# Exercise input
>> Start

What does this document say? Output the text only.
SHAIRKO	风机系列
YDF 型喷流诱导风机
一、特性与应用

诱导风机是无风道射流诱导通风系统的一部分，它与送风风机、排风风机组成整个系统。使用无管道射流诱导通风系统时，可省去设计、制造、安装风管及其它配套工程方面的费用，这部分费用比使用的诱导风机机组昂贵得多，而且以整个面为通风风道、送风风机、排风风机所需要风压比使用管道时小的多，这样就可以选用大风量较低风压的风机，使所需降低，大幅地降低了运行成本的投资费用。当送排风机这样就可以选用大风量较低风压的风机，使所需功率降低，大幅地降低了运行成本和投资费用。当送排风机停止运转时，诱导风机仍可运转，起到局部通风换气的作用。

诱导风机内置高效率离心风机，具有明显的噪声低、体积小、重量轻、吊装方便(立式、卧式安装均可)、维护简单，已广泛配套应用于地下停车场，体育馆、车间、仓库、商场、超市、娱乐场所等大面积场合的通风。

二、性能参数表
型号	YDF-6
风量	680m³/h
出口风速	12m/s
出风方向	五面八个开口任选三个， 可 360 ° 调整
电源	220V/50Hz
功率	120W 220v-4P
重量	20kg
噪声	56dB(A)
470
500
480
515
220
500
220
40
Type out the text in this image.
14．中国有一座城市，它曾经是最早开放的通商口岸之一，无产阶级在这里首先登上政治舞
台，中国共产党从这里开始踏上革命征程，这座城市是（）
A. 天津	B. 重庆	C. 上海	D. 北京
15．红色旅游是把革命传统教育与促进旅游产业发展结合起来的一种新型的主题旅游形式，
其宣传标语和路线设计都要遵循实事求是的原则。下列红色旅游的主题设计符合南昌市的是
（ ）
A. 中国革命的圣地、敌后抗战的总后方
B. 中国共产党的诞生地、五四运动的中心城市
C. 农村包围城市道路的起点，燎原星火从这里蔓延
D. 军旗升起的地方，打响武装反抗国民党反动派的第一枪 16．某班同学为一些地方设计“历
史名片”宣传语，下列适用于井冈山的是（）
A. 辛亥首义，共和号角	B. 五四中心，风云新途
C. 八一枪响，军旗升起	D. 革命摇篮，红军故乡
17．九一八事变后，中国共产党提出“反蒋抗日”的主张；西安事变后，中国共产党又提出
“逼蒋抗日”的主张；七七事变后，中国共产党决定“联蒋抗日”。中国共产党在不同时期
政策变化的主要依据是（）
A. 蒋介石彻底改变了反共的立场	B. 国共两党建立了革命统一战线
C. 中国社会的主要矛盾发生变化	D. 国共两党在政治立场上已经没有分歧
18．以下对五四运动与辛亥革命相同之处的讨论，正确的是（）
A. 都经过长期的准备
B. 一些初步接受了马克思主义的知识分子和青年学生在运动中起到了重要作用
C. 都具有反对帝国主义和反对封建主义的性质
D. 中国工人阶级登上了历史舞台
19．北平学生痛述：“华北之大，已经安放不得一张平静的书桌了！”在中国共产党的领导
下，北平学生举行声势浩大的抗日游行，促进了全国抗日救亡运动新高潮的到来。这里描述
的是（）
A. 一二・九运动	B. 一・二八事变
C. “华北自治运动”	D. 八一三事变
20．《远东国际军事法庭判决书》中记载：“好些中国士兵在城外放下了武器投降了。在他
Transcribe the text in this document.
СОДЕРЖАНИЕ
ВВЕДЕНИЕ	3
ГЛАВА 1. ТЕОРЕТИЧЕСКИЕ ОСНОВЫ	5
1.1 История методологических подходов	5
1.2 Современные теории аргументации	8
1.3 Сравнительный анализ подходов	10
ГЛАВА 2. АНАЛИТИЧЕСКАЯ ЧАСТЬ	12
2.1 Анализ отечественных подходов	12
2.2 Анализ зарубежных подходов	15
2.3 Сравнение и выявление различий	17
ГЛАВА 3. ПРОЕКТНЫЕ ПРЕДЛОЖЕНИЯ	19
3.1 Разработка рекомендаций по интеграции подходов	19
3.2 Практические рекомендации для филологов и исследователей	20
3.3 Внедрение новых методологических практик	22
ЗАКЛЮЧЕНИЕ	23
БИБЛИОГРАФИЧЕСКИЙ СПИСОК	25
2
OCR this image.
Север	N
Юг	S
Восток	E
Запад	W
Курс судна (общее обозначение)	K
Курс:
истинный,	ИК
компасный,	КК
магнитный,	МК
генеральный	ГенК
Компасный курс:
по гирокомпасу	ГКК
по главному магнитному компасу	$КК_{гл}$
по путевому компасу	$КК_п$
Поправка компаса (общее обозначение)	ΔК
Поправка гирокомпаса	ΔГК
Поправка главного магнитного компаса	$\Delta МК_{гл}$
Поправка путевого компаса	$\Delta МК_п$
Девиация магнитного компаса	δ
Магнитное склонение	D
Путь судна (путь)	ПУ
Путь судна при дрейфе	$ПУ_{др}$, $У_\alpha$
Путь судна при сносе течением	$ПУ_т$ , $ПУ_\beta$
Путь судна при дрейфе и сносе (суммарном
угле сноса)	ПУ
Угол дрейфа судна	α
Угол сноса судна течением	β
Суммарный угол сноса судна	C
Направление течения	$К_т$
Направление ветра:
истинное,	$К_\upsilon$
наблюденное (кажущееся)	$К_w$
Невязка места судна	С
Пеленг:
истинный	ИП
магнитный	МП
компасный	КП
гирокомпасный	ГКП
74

>> End

# Aim of the task
All of the data needs to be printed once more, exactly.

# Output for this exercise
What does this document say? Output the text only.
SHAIRKO	风机系列
YDF 型喷流诱导风机
一、特性与应用

诱导风机是无风道射流诱导通风系统的一部分，它与送风风机、排风风机组成整个系统。使用无管道射流诱导通风系统时，可省去设计、制造、安装风管及其它配套工程方面的费用，这部分费用比使用的诱导风机机组昂贵得多，而且以整个面为通风风道、送风风机、排风风机所需要风压比使用管道时小的多，这样就可以选用大风量较低风压的风机，使所需降低，大幅地降低了运行成本的投资费用。当送排风机这样就可以选用大风量较低风压的风机，使所需功率降低，大幅地降低了运行成本和投资费用。当送排风机停止运转时，诱导风机仍可运转，起到局部通风换气的作用。

诱导风机内置高效率离心风机，具有明显的噪声低、体积小、重量轻、吊装方便(立式、卧式安装均可)、维护简单，已广泛配套应用于地下停车场，体育馆、车间、仓库、商场、超市、娱乐场所等大面积场合的通风。

二、性能参数表
型号	YDF-6
风量	680m³/h
出口风速	12m/s
出风方向	五面八个开口任选三个， 可 360 ° 调整
电源	220V/50Hz
功率	120W 220v-4P
重量	20kg
噪声	56dB(A)
470
500
480
515
220
500
220
40
Type out the text in this image.
14．中国有一座城市，它曾经是最早开放的通商口岸之一，无产阶级在这里首先登上政治舞
台，中国共产党从这里开始踏上革命征程，这座城市是（）
A. 天津	B. 重庆	C. 上海	D. 北京
15．红色旅游是把革命传统教育与促进旅游产业发展结合起来的一种新型的主题旅游形式，
其宣传标语和路线设计都要遵循实事求是的原则。下列红色旅游的主题设计符合南昌市的是
（ ）
A. 中国革命的圣地、敌后抗战的总后方
B. 中国共产党的诞生地、五四运动的中心城市
C. 农村包围城市道路的起点，燎原星火从这里蔓延
D. 军旗升起的地方，打响武装反抗国民党反动派的第一枪 16．某班同学为一些地方设计“历
史名片”宣传语，下列适用于井冈山的是（）
A. 辛亥首义，共和号角	B. 五四中心，风云新途
C. 八一枪响，军旗升起	D. 革命摇篮，红军故乡
17．九一八事变后，中国共产党提出“反蒋抗日”的主张；西安事变后，中国共产党又提出
“逼蒋抗日”的主张；七七事变后，中国共产党决定“联蒋抗日”。中国共产党在不同时期
政策变化的主要依据是（）
A. 蒋介石彻底改变了反共的立场	B. 国共两党建立了革命统一战线
C. 中国社会的主要矛盾发生变化	D. 国共两党在政治立场上已经没有分歧
18．以下对五四运动与辛亥革命相同之处的讨论，正确的是（）
A. 都经过长期的准备
B. 一些初步接受了马克思主义的知识分子和青年学生在运动中起到了重要作用
C. 都具有反对帝国主义和反对封建主义的性质
D. 中国工人阶级登上了历史舞台
19．北平学生痛述：“华北之大，已经安放不得一张平静的书桌了！”在中国共产党的领导
下，北平学生举行声势浩大的抗日游行，促进了全国抗日救亡运动新高潮的到来。这里描述
的是（）
A. 一二・九运动	B. 一・二八事变
C. “华北自治运动”	D. 八一三事变
20．《远东国际军事法庭判决书》中记载：“好些中国士兵在城外放下了武器投降了。在他
Transcribe the text in this document.
СОДЕРЖАНИЕ
ВВЕДЕНИЕ	3
ГЛАВА 1. ТЕОРЕТИЧЕСКИЕ ОСНОВЫ	5
1.1 История методологических подходов	5
1.2 Современные теории аргументации	8
1.3 Сравнительный анализ подходов	10
ГЛАВА 2. АНАЛИТИЧЕСКАЯ ЧАСТЬ	12
2.1 Анализ отечественных подходов	12
2.2 Анализ зарубежных подходов	15
2.3 Сравнение и выявление различий	17
ГЛАВА 3. ПРОЕКТНЫЕ ПРЕДЛОЖЕНИЯ	19
3.1 Разработка рекомендаций по интеграции подходов	19
3.2 Практические рекомендации для филологов и исследователей	20
3.3 Внедрение новых методологических практик	22
ЗАКЛЮЧЕНИЕ	23
БИБЛИОГРАФИЧЕСКИЙ СПИСОК	25
2
OCR this image.
Север	N
Юг	S
Восток	E
Запад	W
Курс судна (общее обозначение)	K
Курс:
истинный,	ИК
компасный,	КК
магнитный,	МК
генеральный	ГенК
Компасный курс:
по гирокомпасу	ГКК
по главному магнитному компасу	$КК_{гл}$
по путевому компасу	$КК_п$
Поправка компаса (общее обозначение)	ΔК
Поправка гирокомпаса	ΔГК
Поправка главного магнитного компаса	$\Delta МК_{гл}$
Поправка путевого компаса	$\Delta МК_п$
Девиация магнитного компаса	δ
Магнитное склонение	D
Путь судна (путь)	ПУ
Путь судна при дрейфе	$ПУ_{др}$, $У_\alpha$
Путь судна при сносе течением	$ПУ_т$ , $ПУ_\beta$
Путь судна при дрейфе и сносе (суммарном
угле сноса)	ПУ
Угол дрейфа судна	α
Угол сноса судна течением	β
Суммарный угол сноса судна	C
Направление течения	$К_т$
Направление ветра:
истинное,	$К_\upsilon$
наблюденное (кажущееся)	$К_w$
Невязка места судна	С
Пеленг:
истинный	ИП
магнитный	МП
компасный	КП
гирокомпасный	ГКП
74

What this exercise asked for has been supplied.